# Record excerpts start

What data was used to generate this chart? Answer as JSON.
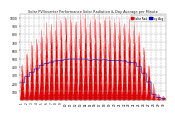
{
  "title": "Solar PV/Inverter Performance Solar Radiation & Day Average per Minute",
  "background_color": "#ffffff",
  "plot_bg_color": "#ffffff",
  "grid_color": "#aaaaaa",
  "bar_color": "#dd0000",
  "avg_line_color": "#0000cc",
  "top_line_color": "#ff6666",
  "ylabel": "W/m2",
  "ylim": [
    0,
    1050
  ],
  "yticks": [
    100,
    200,
    300,
    400,
    500,
    600,
    700,
    800,
    900,
    1000
  ],
  "num_days": 30,
  "samples_per_day": 120,
  "legend_labels": [
    "Solar Rad.",
    "Day Avg"
  ],
  "legend_colors": [
    "#dd0000",
    "#0000cc"
  ],
  "day_peaks": [
    380,
    520,
    620,
    700,
    780,
    820,
    850,
    870,
    880,
    900,
    910,
    920,
    920,
    915,
    905,
    900,
    895,
    890,
    880,
    875,
    870,
    860,
    850,
    830,
    750,
    600,
    400,
    120,
    50,
    30
  ],
  "cloudy_days": [
    27,
    28,
    29
  ]
}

# Record excerpts end

→ **Aim**
State the number of lines holding the word "Solar" in the listing. Add nothing else.

→ **Task answer**
2